▶ _Short exercise_: Extract every line of the material that holds the string "военно".

Extracted data entries
___

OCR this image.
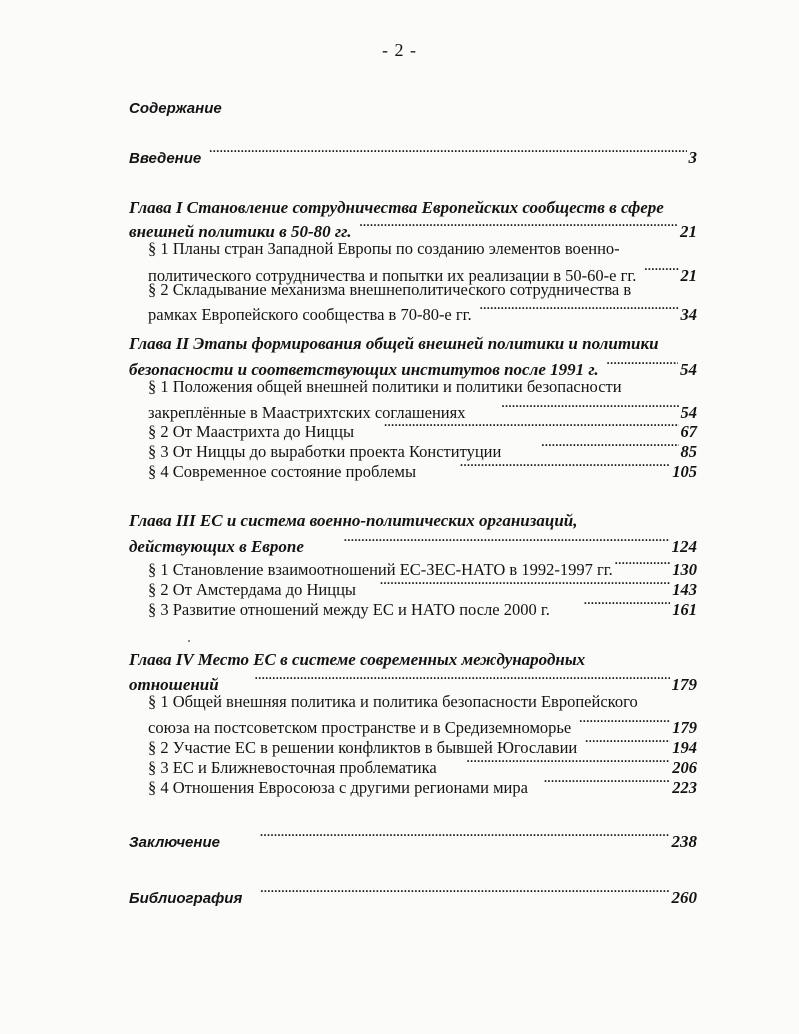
- 2 -
Содержание
Введение .....	3
Глава I Становление сотрудничества Европейских сообществ в сфере
внешней политики в 50-80 гг. .....	21
§ 1 Планы стран Западной Европы по созданию элементов военно-
политического сотрудничества и попытки их реализации в 50-60-е гг. .....	21
§ 2 Складывание механизма внешнеполитического сотрудничества в
рамках Европейского сообщества в 70-80-е гг. .....	34
Глава II Этапы формирования общей внешней политики и политики
безопасности и соответствующих институтов после 1991 г. .....	54
§ 1 Положения общей внешней политики и политики безопасности
закреплённые в Маастрихтских соглашениях .....	54
§ 2 От Маастрихта до Ниццы .....	67
§ 3 От Ниццы до выработки проекта Конституции .....	85
§ 4 Современное состояние проблемы .....	105
Глава III ЕС и система военно-политических организаций,
действующих в Европе .....	124
§ 1 Становление взаимоотношений ЕС-ЗЕС-НАТО в 1992-1997 гг. .....	130
§ 2 От Амстердама до Ниццы .....	143
§ 3 Развитие отношений между ЕС и НАТО после 2000 г. .....	161
Глава IV Место ЕС в системе современных международных
отношений .....	179
§ 1 Общей внешняя политика и политика безопасности Европейского
союза на постсоветском пространстве и в Средиземноморье .....	179
§ 2 Участие ЕС в решении конфликтов в бывшей Югославии .....	194
§ 3 ЕС и Ближневосточная проблематика .....	206
§ 4 Отношения Евросоюза с другими регионами мира .....	223
Заключение .....	238
Библиография .....	260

___

▶ _The reply_:
§ 1 Планы стран Западной Европы по созданию элементов военно-
Глава III ЕС и система военно-политических организаций,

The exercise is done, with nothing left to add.